— Material for this exercise —

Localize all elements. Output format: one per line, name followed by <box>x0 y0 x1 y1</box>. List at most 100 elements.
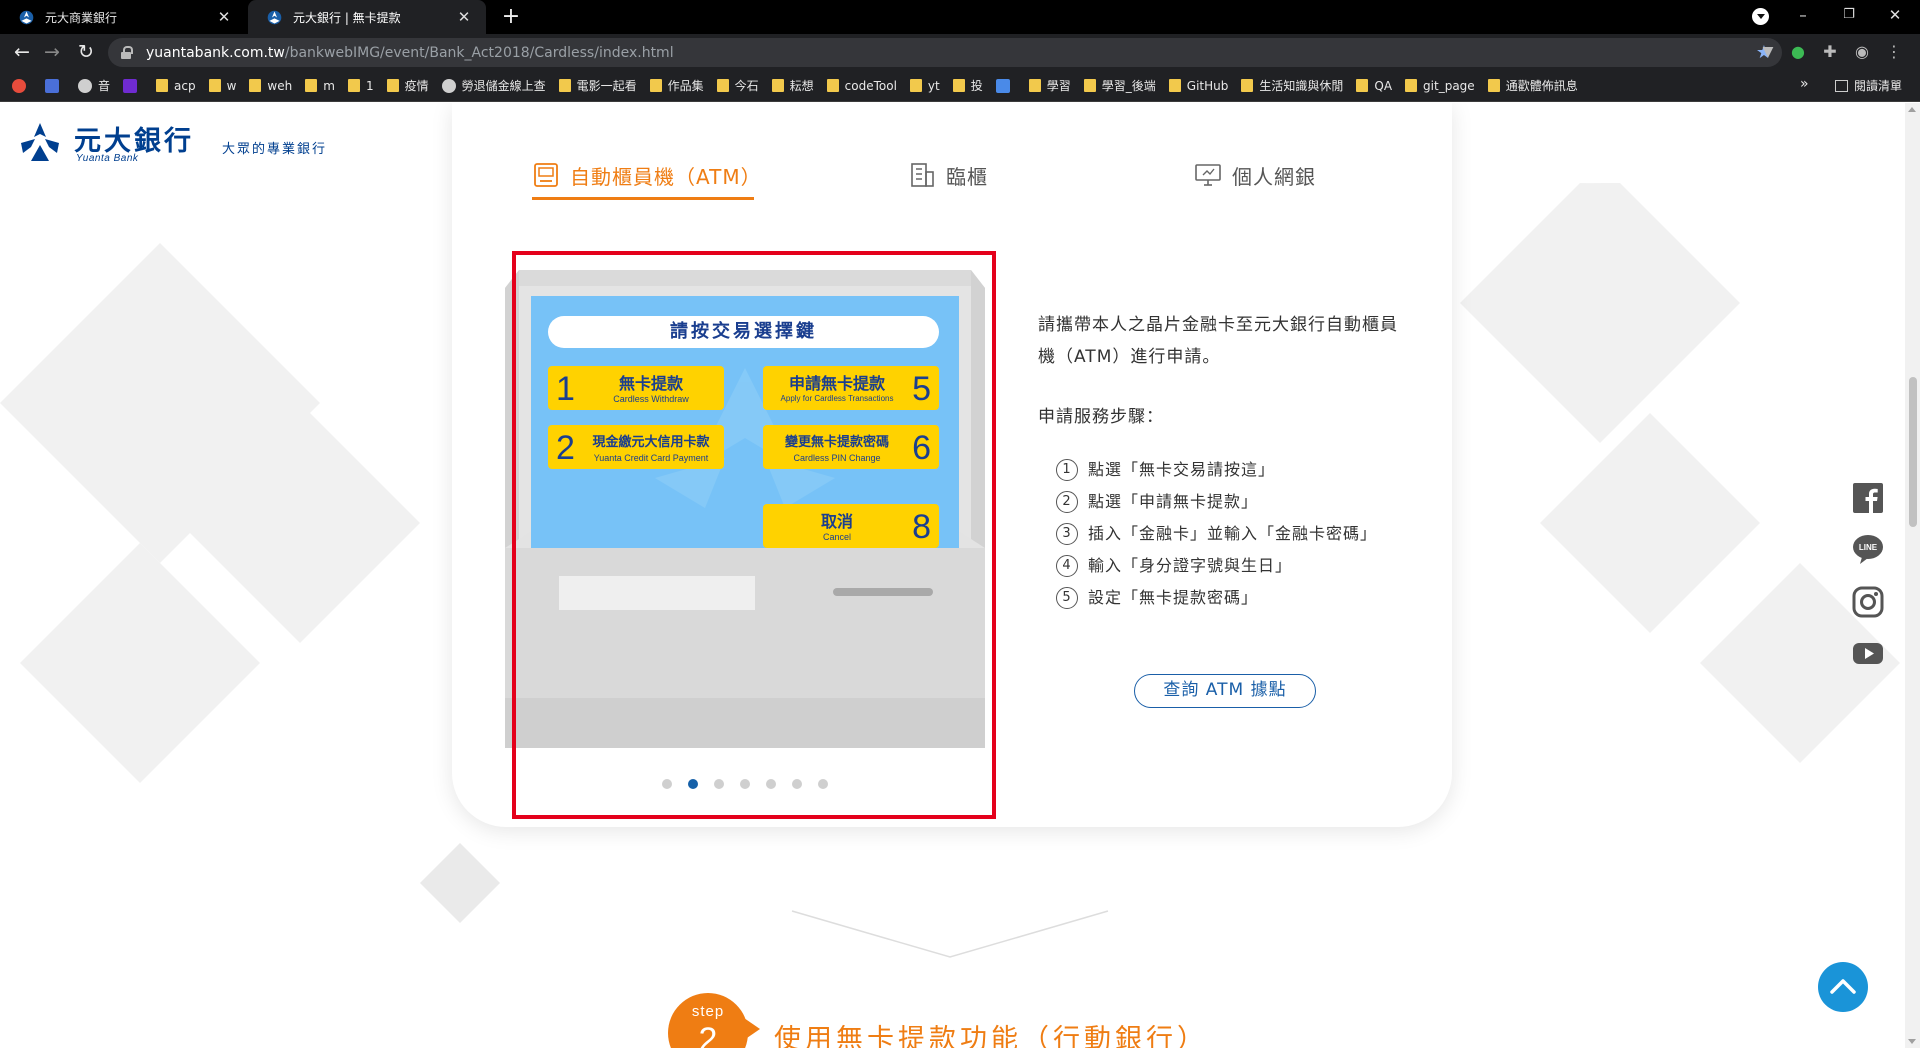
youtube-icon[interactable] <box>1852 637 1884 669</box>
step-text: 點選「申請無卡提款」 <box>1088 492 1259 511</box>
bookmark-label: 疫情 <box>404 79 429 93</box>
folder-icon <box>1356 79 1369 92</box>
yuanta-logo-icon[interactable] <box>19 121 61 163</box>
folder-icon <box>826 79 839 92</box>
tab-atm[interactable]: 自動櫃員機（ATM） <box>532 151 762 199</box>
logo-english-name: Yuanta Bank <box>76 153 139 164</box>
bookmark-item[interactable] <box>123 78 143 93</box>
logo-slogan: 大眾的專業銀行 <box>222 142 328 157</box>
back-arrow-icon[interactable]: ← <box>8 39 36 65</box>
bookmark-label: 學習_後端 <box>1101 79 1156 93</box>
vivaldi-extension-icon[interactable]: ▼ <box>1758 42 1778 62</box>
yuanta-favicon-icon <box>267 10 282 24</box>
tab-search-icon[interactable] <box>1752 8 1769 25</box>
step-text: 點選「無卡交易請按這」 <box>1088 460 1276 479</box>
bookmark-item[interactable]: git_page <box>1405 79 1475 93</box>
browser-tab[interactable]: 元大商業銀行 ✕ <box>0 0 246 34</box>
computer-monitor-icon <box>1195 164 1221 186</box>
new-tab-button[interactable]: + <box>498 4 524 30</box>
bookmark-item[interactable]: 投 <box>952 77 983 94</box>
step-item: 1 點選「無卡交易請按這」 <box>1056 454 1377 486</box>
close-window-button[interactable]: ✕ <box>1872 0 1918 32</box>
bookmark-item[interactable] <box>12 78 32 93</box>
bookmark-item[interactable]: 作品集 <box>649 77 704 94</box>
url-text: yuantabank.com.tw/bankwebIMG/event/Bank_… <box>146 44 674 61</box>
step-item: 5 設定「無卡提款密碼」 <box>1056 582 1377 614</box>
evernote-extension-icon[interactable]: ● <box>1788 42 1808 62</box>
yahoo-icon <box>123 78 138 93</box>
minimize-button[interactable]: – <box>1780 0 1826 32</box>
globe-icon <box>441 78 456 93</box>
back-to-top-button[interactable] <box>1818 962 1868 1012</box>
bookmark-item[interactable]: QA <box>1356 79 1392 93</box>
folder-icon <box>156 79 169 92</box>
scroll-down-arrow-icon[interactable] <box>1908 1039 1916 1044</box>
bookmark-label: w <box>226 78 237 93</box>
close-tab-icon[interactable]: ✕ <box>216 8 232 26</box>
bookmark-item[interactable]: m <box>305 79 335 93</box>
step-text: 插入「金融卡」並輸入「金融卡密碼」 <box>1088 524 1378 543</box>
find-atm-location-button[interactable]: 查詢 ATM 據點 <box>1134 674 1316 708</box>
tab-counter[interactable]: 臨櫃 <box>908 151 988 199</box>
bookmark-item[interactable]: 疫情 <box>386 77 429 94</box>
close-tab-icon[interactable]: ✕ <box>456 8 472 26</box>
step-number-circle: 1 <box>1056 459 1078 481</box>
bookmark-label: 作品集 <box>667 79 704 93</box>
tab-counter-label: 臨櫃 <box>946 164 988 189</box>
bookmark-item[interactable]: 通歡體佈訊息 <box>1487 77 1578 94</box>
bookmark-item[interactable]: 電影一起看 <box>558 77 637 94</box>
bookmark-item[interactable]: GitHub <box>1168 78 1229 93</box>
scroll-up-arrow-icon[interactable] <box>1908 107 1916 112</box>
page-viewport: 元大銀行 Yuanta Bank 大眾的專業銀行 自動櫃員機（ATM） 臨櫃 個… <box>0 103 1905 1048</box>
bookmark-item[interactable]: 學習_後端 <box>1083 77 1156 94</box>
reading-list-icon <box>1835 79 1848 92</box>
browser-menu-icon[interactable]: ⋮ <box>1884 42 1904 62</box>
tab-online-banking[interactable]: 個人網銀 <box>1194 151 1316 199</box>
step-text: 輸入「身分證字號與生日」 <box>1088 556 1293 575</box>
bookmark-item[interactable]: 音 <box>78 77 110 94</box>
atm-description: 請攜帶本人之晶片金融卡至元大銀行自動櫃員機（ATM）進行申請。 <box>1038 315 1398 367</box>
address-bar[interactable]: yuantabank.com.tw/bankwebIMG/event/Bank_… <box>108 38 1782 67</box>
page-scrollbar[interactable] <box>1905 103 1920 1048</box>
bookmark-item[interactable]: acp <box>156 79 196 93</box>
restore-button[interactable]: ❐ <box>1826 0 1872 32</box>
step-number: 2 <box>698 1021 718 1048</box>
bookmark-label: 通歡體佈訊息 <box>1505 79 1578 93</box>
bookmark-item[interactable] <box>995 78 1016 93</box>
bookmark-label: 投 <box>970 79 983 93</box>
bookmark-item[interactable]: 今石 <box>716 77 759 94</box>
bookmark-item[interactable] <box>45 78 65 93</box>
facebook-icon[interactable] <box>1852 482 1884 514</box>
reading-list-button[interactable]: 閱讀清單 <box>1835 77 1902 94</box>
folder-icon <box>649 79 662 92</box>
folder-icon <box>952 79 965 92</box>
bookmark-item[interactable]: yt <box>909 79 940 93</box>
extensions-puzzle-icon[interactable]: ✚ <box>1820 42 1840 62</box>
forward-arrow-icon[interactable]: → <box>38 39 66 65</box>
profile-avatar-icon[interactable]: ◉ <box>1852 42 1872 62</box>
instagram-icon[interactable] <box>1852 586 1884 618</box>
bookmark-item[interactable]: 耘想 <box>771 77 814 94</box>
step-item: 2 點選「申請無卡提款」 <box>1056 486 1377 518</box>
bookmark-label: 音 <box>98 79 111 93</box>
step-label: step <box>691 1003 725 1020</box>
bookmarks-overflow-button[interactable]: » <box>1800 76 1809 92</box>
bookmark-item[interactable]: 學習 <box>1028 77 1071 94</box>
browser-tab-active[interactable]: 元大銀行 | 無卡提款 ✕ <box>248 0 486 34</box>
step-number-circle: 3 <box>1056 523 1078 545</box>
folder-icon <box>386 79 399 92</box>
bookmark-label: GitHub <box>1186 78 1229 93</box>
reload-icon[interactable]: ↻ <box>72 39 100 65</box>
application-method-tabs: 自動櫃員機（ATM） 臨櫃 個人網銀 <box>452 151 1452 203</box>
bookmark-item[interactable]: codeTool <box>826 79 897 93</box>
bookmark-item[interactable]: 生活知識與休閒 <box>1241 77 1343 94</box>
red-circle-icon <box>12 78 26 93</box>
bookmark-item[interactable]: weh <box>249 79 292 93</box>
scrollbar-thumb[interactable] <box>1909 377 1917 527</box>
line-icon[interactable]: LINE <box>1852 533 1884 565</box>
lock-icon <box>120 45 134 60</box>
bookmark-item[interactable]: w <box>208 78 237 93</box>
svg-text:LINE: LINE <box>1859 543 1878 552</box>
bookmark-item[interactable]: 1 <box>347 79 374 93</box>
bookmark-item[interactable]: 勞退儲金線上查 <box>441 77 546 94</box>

— Short task —
Reproduce every row above word for word, leaving out the pictures.

— Final result —
Localize all elements. Output format: one per line, name followed by <box>x0 y0 x1 y1</box>. List at most 100 elements.
youtube-icon[interactable] <box>1852 637 1884 669</box>
step-text: 點選「申請無卡提款」 <box>1088 492 1259 511</box>
bookmark-label: 疫情 <box>404 79 429 93</box>
folder-icon <box>1356 79 1369 92</box>
yuanta-logo-icon[interactable] <box>19 121 61 163</box>
folder-icon <box>826 79 839 92</box>
tab-atm[interactable]: 自動櫃員機（ATM） <box>532 151 762 199</box>
logo-english-name: Yuanta Bank <box>76 153 139 164</box>
bookmark-item[interactable] <box>123 78 143 93</box>
logo-slogan: 大眾的專業銀行 <box>222 142 328 157</box>
back-arrow-icon[interactable]: ← <box>8 39 36 65</box>
bookmark-label: 學習_後端 <box>1101 79 1156 93</box>
vivaldi-extension-icon[interactable]: ▼ <box>1758 42 1778 62</box>
yuanta-favicon-icon <box>267 10 282 24</box>
tab-search-icon[interactable] <box>1752 8 1769 25</box>
step-text: 點選「無卡交易請按這」 <box>1088 460 1276 479</box>
bookmark-item[interactable]: git_page <box>1405 79 1475 93</box>
browser-tab[interactable]: 元大商業銀行 ✕ <box>0 0 246 34</box>
computer-monitor-icon <box>1195 164 1221 186</box>
new-tab-button[interactable]: + <box>498 4 524 30</box>
bookmark-item[interactable]: 投 <box>952 77 983 94</box>
step-item: 1 點選「無卡交易請按這」 <box>1056 454 1377 486</box>
close-window-button[interactable]: ✕ <box>1872 0 1918 32</box>
bookmark-item[interactable] <box>12 78 32 93</box>
bookmark-item[interactable]: 作品集 <box>649 77 704 94</box>
url-text: yuantabank.com.tw/bankwebIMG/event/Bank_… <box>146 44 674 61</box>
step-item: 5 設定「無卡提款密碼」 <box>1056 582 1377 614</box>
evernote-extension-icon[interactable]: ● <box>1788 42 1808 62</box>
yahoo-icon <box>123 78 138 93</box>
minimize-button[interactable]: – <box>1780 0 1826 32</box>
globe-icon <box>441 78 456 93</box>
back-to-top-button[interactable] <box>1818 962 1868 1012</box>
bookmark-item[interactable]: QA <box>1356 79 1392 93</box>
folder-icon <box>156 79 169 92</box>
scroll-down-arrow-icon[interactable] <box>1908 1039 1916 1044</box>
bookmark-label: w <box>226 78 237 93</box>
close-tab-icon[interactable]: ✕ <box>216 8 232 26</box>
bookmark-item[interactable]: m <box>305 79 335 93</box>
step-text: 插入「金融卡」並輸入「金融卡密碼」 <box>1088 524 1378 543</box>
find-atm-location-button[interactable]: 查詢 ATM 據點 <box>1134 674 1316 708</box>
tab-counter[interactable]: 臨櫃 <box>908 151 988 199</box>
bookmark-item[interactable]: 疫情 <box>386 77 429 94</box>
close-tab-icon[interactable]: ✕ <box>456 8 472 26</box>
step-number-circle: 1 <box>1056 459 1078 481</box>
bookmark-label: 作品集 <box>667 79 704 93</box>
tab-counter-label: 臨櫃 <box>946 164 988 189</box>
bookmark-item[interactable]: 通歡體佈訊息 <box>1487 77 1578 94</box>
bookmark-item[interactable]: 電影一起看 <box>558 77 637 94</box>
bookmark-item[interactable]: GitHub <box>1168 78 1229 93</box>
scroll-up-arrow-icon[interactable] <box>1908 107 1916 112</box>
page-viewport: 元大銀行 Yuanta Bank 大眾的專業銀行 自動櫃員機（ATM） 臨櫃 個… <box>0 103 1905 1048</box>
bookmark-item[interactable]: 學習_後端 <box>1083 77 1156 94</box>
reading-list-icon <box>1835 79 1848 92</box>
browser-menu-icon[interactable]: ⋮ <box>1884 42 1904 62</box>
tab-online-banking[interactable]: 個人網銀 <box>1194 151 1316 199</box>
step-text: 輸入「身分證字號與生日」 <box>1088 556 1293 575</box>
bookmark-item[interactable]: 音 <box>78 77 110 94</box>
atm-description: 請攜帶本人之晶片金融卡至元大銀行自動櫃員機（ATM）進行申請。 <box>1038 315 1398 367</box>
address-bar[interactable]: yuantabank.com.tw/bankwebIMG/event/Bank_… <box>108 38 1782 67</box>
page-scrollbar[interactable] <box>1905 103 1920 1048</box>
bookmark-item[interactable]: acp <box>156 79 196 93</box>
restore-button[interactable]: ❐ <box>1826 0 1872 32</box>
step-number: 2 <box>698 1021 718 1048</box>
bookmark-label: 通歡體佈訊息 <box>1505 79 1578 93</box>
bookmark-item[interactable] <box>995 78 1016 93</box>
bookmark-label: 投 <box>970 79 983 93</box>
bookmark-item[interactable]: 今石 <box>716 77 759 94</box>
bookmark-item[interactable] <box>45 78 65 93</box>
facebook-icon[interactable] <box>1852 482 1884 514</box>
reading-list-button[interactable]: 閱讀清單 <box>1835 77 1902 94</box>
folder-icon <box>649 79 662 92</box>
folder-icon <box>952 79 965 92</box>
bookmark-item[interactable]: yt <box>909 79 940 93</box>
extensions-puzzle-icon[interactable]: ✚ <box>1820 42 1840 62</box>
forward-arrow-icon[interactable]: → <box>38 39 66 65</box>
profile-avatar-icon[interactable]: ◉ <box>1852 42 1872 62</box>
instagram-icon[interactable] <box>1852 586 1884 618</box>
bookmark-item[interactable]: 耘想 <box>771 77 814 94</box>
step-item: 2 點選「申請無卡提款」 <box>1056 486 1377 518</box>
bookmark-label: 音 <box>98 79 111 93</box>
step-label: step <box>691 1003 725 1020</box>
bookmarks-overflow-button[interactable]: » <box>1800 76 1809 92</box>
bookmark-item[interactable]: 學習 <box>1028 77 1071 94</box>
browser-tab-active[interactable]: 元大銀行 | 無卡提款 ✕ <box>248 0 486 34</box>
step-number-circle: 3 <box>1056 523 1078 545</box>
folder-icon <box>386 79 399 92</box>
bookmark-label: GitHub <box>1186 78 1229 93</box>
reload-icon[interactable]: ↻ <box>72 39 100 65</box>
application-method-tabs: 自動櫃員機（ATM） 臨櫃 個人網銀 <box>452 151 1452 203</box>
bookmark-item[interactable]: codeTool <box>826 79 897 93</box>
bookmark-item[interactable]: 生活知識與休閒 <box>1241 77 1343 94</box>
red-circle-icon <box>12 78 26 93</box>
bookmark-item[interactable]: weh <box>249 79 292 93</box>
scrollbar-thumb[interactable] <box>1909 377 1917 527</box>
line-icon[interactable]: LINE <box>1852 533 1884 565</box>
lock-icon <box>120 45 134 60</box>
bookmark-item[interactable]: w <box>208 78 237 93</box>
svg-text:LINE: LINE <box>1859 543 1878 552</box>
bookmark-item[interactable]: 1 <box>347 79 374 93</box>
bookmark-item[interactable]: 勞退儲金線上查 <box>441 77 546 94</box>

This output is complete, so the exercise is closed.